:: Data for this task

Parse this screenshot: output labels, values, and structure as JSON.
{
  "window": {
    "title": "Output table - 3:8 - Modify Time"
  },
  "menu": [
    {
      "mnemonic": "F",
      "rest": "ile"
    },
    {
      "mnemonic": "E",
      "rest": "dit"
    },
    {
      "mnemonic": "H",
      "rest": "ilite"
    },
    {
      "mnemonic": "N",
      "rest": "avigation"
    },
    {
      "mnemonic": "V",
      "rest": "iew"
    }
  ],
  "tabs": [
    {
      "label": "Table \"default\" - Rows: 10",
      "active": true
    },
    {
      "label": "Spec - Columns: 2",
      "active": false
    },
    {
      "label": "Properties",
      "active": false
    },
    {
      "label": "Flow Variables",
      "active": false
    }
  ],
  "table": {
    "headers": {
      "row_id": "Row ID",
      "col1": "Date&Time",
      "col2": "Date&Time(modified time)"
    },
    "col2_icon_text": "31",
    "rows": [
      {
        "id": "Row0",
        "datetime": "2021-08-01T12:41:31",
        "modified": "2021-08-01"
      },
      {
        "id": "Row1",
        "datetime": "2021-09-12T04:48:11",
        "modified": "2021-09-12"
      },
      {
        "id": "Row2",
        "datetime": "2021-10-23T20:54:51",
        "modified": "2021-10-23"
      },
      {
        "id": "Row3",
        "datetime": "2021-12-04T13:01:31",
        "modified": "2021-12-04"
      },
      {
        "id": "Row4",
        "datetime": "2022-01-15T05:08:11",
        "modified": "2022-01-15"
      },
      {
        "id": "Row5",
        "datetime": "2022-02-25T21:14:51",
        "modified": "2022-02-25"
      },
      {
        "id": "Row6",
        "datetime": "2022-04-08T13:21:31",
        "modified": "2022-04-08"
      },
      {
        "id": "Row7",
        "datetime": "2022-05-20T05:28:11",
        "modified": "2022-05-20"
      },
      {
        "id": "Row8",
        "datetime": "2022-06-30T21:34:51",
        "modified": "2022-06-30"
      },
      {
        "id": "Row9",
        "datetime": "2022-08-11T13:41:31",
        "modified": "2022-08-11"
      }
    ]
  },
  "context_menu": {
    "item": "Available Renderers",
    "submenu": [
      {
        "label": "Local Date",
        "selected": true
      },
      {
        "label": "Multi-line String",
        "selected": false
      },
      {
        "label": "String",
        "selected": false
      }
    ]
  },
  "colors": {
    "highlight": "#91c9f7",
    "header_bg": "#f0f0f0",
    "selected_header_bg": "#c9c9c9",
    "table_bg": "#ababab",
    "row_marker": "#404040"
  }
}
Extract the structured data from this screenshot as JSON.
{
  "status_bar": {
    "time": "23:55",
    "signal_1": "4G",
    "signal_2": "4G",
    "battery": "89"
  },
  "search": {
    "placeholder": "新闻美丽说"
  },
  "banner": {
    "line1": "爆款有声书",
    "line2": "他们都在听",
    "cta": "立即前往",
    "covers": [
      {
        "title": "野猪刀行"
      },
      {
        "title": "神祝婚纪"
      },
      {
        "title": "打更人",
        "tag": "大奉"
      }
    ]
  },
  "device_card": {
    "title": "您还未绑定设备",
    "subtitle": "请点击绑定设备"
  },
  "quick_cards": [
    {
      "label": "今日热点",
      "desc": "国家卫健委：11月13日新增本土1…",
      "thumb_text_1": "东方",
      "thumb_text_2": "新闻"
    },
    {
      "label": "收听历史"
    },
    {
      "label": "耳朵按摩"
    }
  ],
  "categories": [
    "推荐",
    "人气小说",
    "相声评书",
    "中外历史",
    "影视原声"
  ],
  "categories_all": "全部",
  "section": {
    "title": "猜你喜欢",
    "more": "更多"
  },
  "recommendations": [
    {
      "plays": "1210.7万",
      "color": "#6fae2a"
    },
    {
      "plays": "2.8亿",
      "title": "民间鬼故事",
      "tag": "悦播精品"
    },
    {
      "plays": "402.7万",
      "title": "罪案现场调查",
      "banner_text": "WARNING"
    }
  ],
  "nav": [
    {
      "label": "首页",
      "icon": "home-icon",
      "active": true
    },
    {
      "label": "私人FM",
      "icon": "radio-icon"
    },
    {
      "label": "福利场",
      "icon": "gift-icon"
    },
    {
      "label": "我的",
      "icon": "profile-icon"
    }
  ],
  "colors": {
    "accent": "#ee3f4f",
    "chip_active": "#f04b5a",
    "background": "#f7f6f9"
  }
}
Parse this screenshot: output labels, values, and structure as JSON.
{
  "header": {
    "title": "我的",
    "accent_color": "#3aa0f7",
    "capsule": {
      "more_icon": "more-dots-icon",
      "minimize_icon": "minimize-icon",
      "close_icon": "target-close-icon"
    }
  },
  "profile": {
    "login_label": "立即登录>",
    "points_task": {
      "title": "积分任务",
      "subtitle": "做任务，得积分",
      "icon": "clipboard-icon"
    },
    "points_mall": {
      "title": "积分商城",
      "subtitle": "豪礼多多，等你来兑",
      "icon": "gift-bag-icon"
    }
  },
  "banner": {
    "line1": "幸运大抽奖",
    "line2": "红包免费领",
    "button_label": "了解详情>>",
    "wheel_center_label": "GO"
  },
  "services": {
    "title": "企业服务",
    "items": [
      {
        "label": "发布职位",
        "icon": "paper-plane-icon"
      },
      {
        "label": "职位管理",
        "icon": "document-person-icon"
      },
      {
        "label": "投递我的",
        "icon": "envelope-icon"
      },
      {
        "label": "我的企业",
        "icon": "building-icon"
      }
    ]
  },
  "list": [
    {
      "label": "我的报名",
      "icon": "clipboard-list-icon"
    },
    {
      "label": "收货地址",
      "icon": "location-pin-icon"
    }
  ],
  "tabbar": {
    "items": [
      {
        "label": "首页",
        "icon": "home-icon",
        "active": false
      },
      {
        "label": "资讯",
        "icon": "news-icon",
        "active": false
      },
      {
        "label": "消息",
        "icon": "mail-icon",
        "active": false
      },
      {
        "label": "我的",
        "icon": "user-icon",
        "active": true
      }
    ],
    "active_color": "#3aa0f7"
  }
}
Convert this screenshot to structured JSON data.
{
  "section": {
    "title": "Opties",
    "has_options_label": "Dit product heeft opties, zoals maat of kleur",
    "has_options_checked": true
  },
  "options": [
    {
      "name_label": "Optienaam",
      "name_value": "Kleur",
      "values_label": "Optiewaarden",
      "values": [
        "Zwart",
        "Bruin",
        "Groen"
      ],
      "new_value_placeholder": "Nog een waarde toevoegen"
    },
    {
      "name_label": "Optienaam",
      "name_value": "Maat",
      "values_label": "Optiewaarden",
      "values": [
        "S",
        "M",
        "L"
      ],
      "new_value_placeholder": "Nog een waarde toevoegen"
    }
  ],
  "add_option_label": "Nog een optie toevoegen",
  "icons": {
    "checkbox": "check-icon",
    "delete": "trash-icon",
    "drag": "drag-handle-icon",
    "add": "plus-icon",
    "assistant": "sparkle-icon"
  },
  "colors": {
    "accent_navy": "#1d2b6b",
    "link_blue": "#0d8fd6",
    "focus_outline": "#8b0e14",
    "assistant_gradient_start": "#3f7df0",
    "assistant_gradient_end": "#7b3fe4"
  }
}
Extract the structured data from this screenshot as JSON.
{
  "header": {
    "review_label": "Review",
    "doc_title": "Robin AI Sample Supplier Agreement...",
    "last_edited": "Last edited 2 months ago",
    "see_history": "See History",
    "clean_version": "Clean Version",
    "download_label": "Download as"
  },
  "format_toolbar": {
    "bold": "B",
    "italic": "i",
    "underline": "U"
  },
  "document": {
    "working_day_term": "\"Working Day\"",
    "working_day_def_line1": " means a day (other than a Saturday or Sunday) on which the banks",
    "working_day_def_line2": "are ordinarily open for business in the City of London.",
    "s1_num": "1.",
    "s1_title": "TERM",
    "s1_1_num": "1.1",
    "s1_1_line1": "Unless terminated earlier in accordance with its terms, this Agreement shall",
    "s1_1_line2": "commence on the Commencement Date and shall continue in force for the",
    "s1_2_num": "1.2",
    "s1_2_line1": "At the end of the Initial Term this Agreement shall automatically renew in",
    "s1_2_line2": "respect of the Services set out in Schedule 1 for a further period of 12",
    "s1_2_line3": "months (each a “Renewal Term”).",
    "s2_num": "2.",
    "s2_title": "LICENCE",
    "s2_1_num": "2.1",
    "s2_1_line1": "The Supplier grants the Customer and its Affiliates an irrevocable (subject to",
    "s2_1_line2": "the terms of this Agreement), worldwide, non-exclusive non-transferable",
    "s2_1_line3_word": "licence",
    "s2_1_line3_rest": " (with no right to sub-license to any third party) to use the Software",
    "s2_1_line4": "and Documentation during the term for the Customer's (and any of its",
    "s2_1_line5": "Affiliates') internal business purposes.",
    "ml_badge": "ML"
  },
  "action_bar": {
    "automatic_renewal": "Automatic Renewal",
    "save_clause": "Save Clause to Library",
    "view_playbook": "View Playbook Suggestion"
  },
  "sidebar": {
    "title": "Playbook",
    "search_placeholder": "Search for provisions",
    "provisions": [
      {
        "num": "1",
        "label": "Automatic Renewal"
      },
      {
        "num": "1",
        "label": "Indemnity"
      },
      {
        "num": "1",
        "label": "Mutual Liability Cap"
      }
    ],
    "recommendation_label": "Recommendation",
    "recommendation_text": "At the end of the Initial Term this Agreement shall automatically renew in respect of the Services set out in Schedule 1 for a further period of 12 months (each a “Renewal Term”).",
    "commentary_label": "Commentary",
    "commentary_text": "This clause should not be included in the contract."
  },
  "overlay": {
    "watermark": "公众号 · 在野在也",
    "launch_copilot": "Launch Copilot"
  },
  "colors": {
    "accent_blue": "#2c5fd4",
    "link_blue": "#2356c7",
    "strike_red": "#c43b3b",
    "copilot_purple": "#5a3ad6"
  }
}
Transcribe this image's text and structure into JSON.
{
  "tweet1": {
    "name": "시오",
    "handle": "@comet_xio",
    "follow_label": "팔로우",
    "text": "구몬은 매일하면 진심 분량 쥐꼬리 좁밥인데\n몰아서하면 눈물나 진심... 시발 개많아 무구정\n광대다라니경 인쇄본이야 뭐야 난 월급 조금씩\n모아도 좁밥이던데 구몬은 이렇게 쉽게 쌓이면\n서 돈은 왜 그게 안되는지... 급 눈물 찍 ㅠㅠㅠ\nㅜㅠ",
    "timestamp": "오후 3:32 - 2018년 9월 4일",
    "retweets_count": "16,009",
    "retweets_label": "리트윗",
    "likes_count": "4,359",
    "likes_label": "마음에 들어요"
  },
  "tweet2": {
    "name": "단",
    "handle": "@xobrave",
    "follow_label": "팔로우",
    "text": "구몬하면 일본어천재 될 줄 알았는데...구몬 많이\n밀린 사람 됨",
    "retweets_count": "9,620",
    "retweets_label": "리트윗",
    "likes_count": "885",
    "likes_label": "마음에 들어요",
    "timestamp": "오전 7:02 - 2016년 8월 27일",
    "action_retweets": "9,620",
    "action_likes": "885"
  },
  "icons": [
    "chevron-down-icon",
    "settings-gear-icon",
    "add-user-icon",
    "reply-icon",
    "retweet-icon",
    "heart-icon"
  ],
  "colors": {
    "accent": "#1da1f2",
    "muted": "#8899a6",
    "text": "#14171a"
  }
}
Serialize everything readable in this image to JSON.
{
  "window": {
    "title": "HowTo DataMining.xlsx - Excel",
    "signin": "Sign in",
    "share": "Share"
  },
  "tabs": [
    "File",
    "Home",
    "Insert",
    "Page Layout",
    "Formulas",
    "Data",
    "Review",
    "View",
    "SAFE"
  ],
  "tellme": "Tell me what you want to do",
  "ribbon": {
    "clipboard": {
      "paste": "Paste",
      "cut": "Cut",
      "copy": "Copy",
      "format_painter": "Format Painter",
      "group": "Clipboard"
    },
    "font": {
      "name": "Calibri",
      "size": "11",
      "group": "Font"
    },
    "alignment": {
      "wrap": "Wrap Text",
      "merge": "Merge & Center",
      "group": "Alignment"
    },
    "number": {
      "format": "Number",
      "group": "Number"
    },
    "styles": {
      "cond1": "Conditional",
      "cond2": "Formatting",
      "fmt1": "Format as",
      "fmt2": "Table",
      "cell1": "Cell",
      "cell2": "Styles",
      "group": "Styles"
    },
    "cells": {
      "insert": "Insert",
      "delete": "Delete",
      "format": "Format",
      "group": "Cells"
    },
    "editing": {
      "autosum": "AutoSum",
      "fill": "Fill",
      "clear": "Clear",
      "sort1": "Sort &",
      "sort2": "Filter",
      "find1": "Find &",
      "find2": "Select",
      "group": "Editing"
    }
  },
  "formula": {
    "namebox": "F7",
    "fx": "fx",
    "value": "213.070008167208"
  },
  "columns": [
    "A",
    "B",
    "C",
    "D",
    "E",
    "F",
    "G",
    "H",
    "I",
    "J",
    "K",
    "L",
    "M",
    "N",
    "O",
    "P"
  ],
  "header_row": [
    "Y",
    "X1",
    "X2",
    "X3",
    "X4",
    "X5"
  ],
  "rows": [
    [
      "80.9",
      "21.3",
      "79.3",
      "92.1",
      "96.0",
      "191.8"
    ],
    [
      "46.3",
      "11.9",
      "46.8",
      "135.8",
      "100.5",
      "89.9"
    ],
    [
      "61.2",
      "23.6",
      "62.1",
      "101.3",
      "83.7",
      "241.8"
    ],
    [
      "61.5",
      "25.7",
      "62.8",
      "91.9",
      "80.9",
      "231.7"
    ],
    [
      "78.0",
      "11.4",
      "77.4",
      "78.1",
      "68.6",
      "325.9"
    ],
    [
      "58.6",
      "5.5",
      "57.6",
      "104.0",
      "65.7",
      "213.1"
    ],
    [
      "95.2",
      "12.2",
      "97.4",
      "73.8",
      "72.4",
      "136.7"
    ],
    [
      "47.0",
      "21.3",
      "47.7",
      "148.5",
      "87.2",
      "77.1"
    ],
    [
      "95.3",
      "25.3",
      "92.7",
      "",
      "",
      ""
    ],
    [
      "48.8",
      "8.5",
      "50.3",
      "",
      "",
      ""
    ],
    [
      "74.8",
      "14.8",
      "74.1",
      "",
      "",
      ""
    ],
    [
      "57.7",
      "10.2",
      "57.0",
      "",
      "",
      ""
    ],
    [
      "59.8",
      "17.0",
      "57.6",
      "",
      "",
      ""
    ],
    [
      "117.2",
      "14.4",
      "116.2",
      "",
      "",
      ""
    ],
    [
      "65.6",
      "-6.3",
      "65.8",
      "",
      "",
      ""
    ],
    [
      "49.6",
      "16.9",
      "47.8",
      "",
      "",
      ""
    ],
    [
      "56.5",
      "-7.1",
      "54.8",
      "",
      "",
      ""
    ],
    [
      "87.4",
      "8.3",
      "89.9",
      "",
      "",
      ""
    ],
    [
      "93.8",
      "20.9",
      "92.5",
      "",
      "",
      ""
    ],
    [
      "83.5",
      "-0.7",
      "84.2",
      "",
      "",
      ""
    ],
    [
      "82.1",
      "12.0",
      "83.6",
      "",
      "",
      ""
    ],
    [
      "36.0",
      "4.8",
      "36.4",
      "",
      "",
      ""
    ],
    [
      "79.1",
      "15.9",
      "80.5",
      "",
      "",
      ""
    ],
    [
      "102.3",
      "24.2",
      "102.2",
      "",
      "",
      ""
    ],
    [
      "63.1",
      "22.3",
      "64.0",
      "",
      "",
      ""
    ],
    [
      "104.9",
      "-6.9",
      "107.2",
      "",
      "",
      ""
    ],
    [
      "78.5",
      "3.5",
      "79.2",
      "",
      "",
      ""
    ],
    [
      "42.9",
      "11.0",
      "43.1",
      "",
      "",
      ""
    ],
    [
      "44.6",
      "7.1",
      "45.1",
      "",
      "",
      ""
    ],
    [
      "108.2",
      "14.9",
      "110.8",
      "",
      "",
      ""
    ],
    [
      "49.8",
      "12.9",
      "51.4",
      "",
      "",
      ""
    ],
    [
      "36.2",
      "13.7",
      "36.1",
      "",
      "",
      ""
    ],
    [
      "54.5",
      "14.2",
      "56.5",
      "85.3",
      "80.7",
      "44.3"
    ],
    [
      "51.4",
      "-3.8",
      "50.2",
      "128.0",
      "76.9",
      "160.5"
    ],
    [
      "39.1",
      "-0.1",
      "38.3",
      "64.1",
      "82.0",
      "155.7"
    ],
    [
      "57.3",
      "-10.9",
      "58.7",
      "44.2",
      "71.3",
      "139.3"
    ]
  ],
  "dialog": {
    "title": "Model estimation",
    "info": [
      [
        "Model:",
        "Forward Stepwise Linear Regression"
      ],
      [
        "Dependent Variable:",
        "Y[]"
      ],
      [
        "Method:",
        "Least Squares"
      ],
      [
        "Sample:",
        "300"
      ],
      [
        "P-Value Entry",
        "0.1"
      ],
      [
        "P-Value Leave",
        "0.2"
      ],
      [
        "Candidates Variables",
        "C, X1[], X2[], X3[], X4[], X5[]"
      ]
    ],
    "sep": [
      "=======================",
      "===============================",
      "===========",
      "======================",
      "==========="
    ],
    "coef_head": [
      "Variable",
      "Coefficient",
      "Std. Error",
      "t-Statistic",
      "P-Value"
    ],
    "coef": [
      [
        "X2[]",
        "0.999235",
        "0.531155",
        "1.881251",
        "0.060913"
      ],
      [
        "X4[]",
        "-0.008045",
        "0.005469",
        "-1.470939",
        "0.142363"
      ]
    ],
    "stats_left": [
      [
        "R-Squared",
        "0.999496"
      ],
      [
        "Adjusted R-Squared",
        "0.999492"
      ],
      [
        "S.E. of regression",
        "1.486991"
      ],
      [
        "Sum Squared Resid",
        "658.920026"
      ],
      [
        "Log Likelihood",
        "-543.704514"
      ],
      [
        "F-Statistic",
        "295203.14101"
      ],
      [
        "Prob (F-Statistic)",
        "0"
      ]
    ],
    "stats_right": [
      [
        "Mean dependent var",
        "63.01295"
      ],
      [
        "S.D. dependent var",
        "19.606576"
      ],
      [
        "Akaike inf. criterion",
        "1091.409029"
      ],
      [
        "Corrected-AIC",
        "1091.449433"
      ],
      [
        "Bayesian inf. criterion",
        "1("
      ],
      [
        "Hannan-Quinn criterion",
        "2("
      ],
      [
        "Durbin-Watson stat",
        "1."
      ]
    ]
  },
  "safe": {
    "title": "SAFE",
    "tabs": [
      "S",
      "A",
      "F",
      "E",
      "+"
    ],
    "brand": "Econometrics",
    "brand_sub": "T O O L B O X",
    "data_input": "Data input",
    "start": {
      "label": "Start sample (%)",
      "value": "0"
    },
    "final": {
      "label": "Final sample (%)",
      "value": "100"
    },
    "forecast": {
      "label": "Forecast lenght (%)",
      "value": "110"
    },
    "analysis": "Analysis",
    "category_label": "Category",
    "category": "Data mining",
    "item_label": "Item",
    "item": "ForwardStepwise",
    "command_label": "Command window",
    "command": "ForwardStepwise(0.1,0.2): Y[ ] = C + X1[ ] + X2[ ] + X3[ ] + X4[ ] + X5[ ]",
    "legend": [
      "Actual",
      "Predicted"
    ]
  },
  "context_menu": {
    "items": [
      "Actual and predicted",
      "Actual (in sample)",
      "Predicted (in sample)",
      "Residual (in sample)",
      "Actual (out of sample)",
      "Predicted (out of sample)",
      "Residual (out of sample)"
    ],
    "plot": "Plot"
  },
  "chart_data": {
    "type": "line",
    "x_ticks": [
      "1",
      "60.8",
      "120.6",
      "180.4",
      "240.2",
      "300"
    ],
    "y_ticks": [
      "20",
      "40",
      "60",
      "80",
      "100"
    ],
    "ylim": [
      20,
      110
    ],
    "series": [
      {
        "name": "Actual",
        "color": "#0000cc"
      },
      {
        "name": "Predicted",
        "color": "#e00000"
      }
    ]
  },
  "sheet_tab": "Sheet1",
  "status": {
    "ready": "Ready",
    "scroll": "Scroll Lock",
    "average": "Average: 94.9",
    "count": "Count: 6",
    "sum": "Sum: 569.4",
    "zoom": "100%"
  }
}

::::

• **Exercise directions**:
Which lines of the material contain the string "further"? List each of them.

• **Result for this task**:
    "s1_2_line2": "respect of the Services set out in Schedule 1 for a further period of 12",
    "recommendation_text": "At the end of the Initial Term this Agreement shall automatically renew in respect of the Services set out in Schedule 1 for a further period of 12 months (each a “Renewal Term”).",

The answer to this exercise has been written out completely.